## COSA FARE
Prosegui il testo sulla vita sottoterra e sull'eredità dell'illuminismo, riprendendo subito dopo l'ultima frase riportata.

## TESTO MOSTRATO
####################

Secoli di illuminismo e materialismo ci hanno portati a convincerci che la vita sia a una dimensione sola, quella che ci appare davanti agli occhi e si fa toccare con mano, tutto ciò che è spiegabile razionalmente. Quello che non rientra nei parametri, semplicemente “non è”. Non era così in passato.
Tanto la vita era qualcosa di così indefinibile, sfuggente, piena di domande, che essa “sfondava” le categorie. Qualcuno potrà dire che si trattava di ignoranza, e sicuramente era facile cadere preda di pregiudizi e superstizioni, ma quanto hanno prodotto i secoli dei lumi a parte uno stile di vita più comoda (chessò, la lavatrice e la lavapiatti) ha lasciato un vuoto nichilista e disperante i cui risultati si vedono tutti.
C’era un tempo, ad esempio, nel quale la vita si svolgeva anche sottoterra, luogo deputato da sempre ai morti. Perché la vita era intesa come dimensione non solo di superficie, ma di “scavo” nelle viscere, dove cercare solitudine e vibrazioni che solo l’oscurità e il mistero potevano suscitare. Essere vicini, dentro la terra, portava a concepire morte e vita come un tutt’uno.

####################

## RIGHE FORNITE
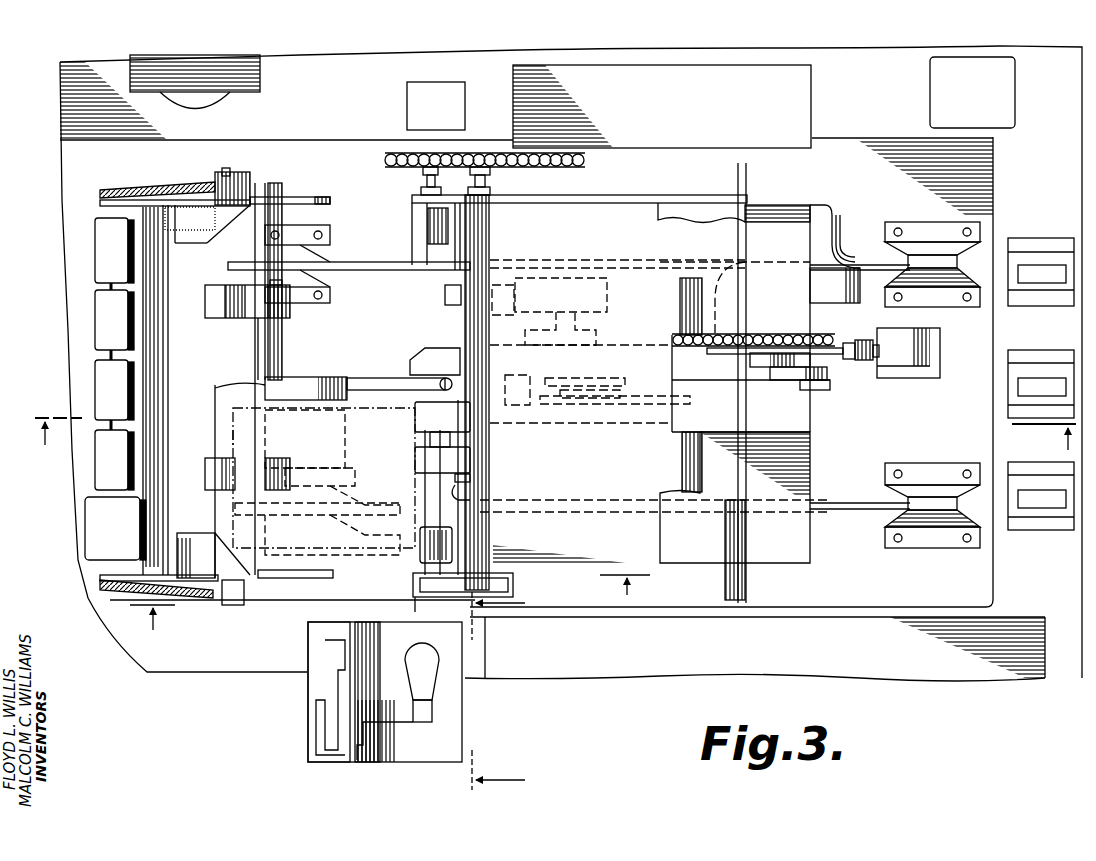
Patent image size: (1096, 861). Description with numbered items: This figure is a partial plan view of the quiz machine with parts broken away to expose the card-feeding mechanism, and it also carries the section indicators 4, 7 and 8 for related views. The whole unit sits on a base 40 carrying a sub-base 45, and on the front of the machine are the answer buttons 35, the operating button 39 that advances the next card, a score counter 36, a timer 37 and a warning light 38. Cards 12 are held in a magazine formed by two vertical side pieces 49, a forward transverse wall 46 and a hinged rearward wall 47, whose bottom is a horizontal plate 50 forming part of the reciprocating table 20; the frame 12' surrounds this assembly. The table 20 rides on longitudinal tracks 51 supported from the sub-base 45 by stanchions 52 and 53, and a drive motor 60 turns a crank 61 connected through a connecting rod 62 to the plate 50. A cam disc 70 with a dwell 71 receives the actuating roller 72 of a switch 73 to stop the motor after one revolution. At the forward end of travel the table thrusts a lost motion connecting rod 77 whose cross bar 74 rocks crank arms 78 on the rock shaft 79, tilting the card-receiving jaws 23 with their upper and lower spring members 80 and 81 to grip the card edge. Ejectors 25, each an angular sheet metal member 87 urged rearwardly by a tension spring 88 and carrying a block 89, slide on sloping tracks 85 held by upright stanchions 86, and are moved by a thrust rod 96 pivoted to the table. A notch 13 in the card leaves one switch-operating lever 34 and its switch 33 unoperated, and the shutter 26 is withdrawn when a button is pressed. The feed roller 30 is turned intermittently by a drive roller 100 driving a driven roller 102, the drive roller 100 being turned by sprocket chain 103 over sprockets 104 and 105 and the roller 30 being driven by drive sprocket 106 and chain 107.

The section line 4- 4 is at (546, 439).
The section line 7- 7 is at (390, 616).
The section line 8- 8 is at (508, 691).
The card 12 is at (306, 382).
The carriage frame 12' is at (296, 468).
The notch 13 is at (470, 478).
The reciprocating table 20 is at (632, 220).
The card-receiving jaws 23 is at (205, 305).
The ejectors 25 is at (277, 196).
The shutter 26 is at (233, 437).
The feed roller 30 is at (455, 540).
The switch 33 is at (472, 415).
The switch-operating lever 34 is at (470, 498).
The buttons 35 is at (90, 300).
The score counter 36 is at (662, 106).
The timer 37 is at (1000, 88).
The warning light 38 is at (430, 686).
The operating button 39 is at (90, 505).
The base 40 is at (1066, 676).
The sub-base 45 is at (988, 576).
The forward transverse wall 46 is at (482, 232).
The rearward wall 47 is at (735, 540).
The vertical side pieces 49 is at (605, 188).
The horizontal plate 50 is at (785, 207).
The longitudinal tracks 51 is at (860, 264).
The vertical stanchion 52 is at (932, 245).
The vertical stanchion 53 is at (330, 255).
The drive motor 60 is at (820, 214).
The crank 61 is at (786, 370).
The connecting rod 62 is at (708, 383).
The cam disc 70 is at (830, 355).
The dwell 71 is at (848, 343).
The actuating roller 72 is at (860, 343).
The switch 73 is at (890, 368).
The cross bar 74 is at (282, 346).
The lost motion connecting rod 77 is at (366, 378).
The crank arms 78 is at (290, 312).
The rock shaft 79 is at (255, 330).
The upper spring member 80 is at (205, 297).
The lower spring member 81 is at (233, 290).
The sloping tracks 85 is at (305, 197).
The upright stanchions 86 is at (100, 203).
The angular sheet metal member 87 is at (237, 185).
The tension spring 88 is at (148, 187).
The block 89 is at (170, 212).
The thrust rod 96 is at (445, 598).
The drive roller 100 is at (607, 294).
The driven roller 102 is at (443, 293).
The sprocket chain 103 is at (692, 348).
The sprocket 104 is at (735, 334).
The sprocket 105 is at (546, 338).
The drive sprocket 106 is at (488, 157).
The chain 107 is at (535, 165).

####################

## RISPOSTA
Chiunque ha visitato le grette di Osimo, ad esempio, nel cuore delle Marche, ha assistito a qualcosa di stupefacente: un mondo di labirinti scavati nel friabile tufo, frequentati dai tempi degli antichi romani e portate all’attuale splendore dai frati locali, che qui si immergevano per trovare il contatto con un “oltre”, un al di là nell’al di qua. Labirinti che correvano per chilometri, con astuti segnali di riconoscimento noti solo a loro per far perdere chi veniva qua sotto con intenzioni che non fossero quelle del sacro. Fino a una grande cappella circolare, segnata con inquietanti immagini di frati che gli studiosi identificano con quelle di San Francesco, altri con quelle dei cavalieri templari. Quello che accadeva veramente qua sotto si è perso nella notte dei tempi, sta di fatto che a raccontare in musica questo mondo nascosto è stata una band americana invece che qualche musicista di casa nostra: “Quando siamo entrati, abbiamo subito compreso di trovarci di fronte a un altro luogo traboccante di vita, morte, spiritualità, mutamento e misticismo”, raccontano.
Gli Orphan Brigade non sono nuovi a queste situazioni fuori della norma: il loro eccellente disco di esordio, intitolato “Soundtrack to a Ghost Story”, era stato registrato alla Octagon Hall di Franklyn, dimora di tale Andrew Jackson Caldwell, proprietario terriero sudista morto nel 1866, di cui si dice che il fantasma suo e della moglie infestino ancora l’edificio. Con un nome che prende quello di un contingente di soldati sudisti, è chiaro che Nelson Hubbard, Ben Glover e Joshua Britt siano alla ricerca continua degli esperimenti musicali più estremi e destabilizzanti.
Se a un ascolto superficiale e slegato dal contenuto lirico la loro musica può sembrare l’ennesima combinazione di folk, bluegrass,, irish, gospel, in realtà, già dalle particolarissime doti vocali si capisce che siamo davanti a qualcosa di inedito. I riferimenti, semmai ne volessimo cogliere, vanno a band come i Fleet Foxes, gli ultimi Decemberists, i Great Lake Swimmer, tutti protagonisti di una rilettura folk in chiave gotica.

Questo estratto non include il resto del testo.